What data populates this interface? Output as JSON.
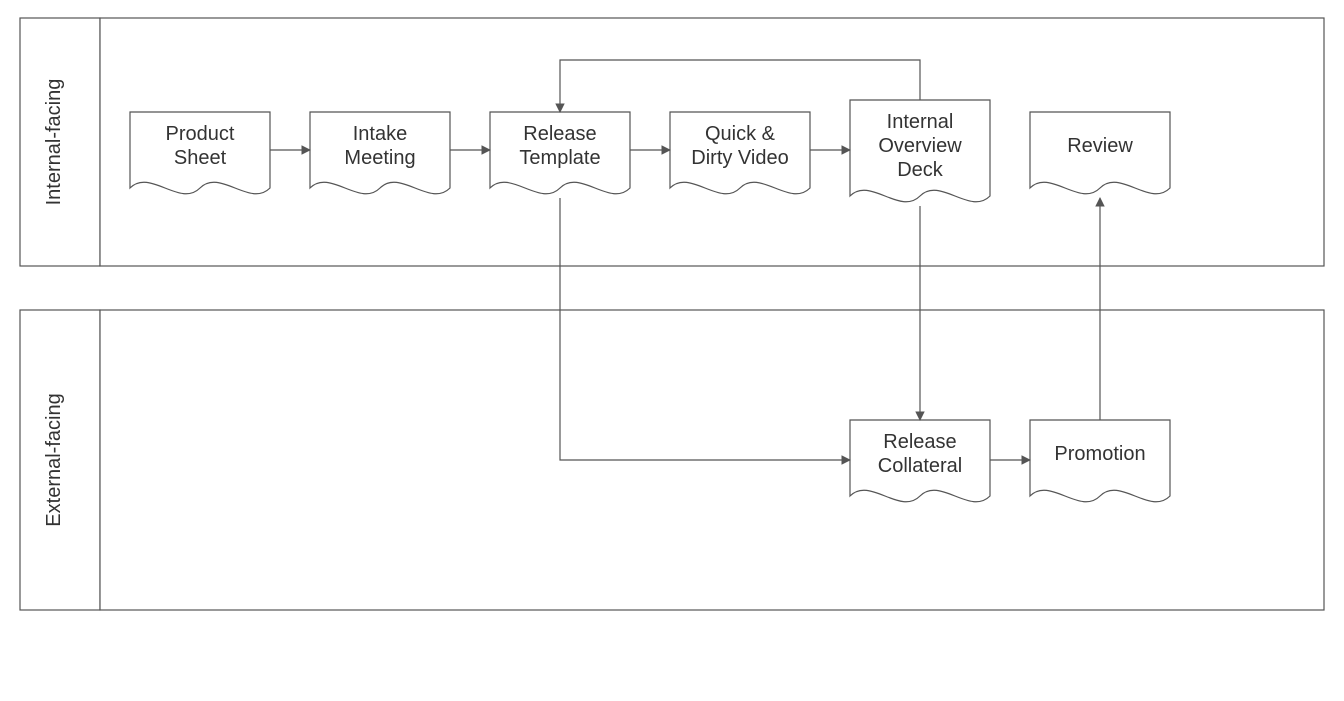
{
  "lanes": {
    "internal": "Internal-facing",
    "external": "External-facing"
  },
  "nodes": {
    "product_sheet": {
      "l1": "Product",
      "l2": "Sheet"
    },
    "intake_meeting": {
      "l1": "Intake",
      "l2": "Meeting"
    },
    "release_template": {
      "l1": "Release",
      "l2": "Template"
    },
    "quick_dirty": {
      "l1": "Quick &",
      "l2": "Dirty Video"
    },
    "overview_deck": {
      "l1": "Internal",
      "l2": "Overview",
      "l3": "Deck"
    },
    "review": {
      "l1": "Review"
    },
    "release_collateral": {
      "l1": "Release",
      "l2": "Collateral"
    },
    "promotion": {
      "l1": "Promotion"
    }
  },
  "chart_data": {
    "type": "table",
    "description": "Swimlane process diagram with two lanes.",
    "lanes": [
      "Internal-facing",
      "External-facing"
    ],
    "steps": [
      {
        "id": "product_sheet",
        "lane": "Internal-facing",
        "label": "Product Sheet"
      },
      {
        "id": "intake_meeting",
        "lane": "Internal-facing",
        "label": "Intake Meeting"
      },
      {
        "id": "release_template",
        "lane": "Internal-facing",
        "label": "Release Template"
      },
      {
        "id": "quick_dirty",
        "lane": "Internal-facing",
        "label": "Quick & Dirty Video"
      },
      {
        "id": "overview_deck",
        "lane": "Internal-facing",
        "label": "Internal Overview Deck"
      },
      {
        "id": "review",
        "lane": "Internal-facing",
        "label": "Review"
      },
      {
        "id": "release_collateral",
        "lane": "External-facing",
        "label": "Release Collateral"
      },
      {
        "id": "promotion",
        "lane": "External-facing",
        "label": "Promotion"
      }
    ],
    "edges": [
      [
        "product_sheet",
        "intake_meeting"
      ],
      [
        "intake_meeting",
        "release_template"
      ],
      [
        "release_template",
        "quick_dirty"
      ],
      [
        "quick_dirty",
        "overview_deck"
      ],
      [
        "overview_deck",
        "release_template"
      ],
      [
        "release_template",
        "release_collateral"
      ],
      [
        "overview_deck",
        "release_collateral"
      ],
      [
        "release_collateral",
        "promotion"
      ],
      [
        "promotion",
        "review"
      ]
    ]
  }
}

Problem to solve:
Omit the pictures and give the material again, exactly and in full.

Solution to this task:
What data populates this interface? Output as JSON.
{
  "lanes": {
    "internal": "Internal-facing",
    "external": "External-facing"
  },
  "nodes": {
    "product_sheet": {
      "l1": "Product",
      "l2": "Sheet"
    },
    "intake_meeting": {
      "l1": "Intake",
      "l2": "Meeting"
    },
    "release_template": {
      "l1": "Release",
      "l2": "Template"
    },
    "quick_dirty": {
      "l1": "Quick &",
      "l2": "Dirty Video"
    },
    "overview_deck": {
      "l1": "Internal",
      "l2": "Overview",
      "l3": "Deck"
    },
    "review": {
      "l1": "Review"
    },
    "release_collateral": {
      "l1": "Release",
      "l2": "Collateral"
    },
    "promotion": {
      "l1": "Promotion"
    }
  },
  "chart_data": {
    "type": "table",
    "description": "Swimlane process diagram with two lanes.",
    "lanes": [
      "Internal-facing",
      "External-facing"
    ],
    "steps": [
      {
        "id": "product_sheet",
        "lane": "Internal-facing",
        "label": "Product Sheet"
      },
      {
        "id": "intake_meeting",
        "lane": "Internal-facing",
        "label": "Intake Meeting"
      },
      {
        "id": "release_template",
        "lane": "Internal-facing",
        "label": "Release Template"
      },
      {
        "id": "quick_dirty",
        "lane": "Internal-facing",
        "label": "Quick & Dirty Video"
      },
      {
        "id": "overview_deck",
        "lane": "Internal-facing",
        "label": "Internal Overview Deck"
      },
      {
        "id": "review",
        "lane": "Internal-facing",
        "label": "Review"
      },
      {
        "id": "release_collateral",
        "lane": "External-facing",
        "label": "Release Collateral"
      },
      {
        "id": "promotion",
        "lane": "External-facing",
        "label": "Promotion"
      }
    ],
    "edges": [
      [
        "product_sheet",
        "intake_meeting"
      ],
      [
        "intake_meeting",
        "release_template"
      ],
      [
        "release_template",
        "quick_dirty"
      ],
      [
        "quick_dirty",
        "overview_deck"
      ],
      [
        "overview_deck",
        "release_template"
      ],
      [
        "release_template",
        "release_collateral"
      ],
      [
        "overview_deck",
        "release_collateral"
      ],
      [
        "release_collateral",
        "promotion"
      ],
      [
        "promotion",
        "review"
      ]
    ]
  }
}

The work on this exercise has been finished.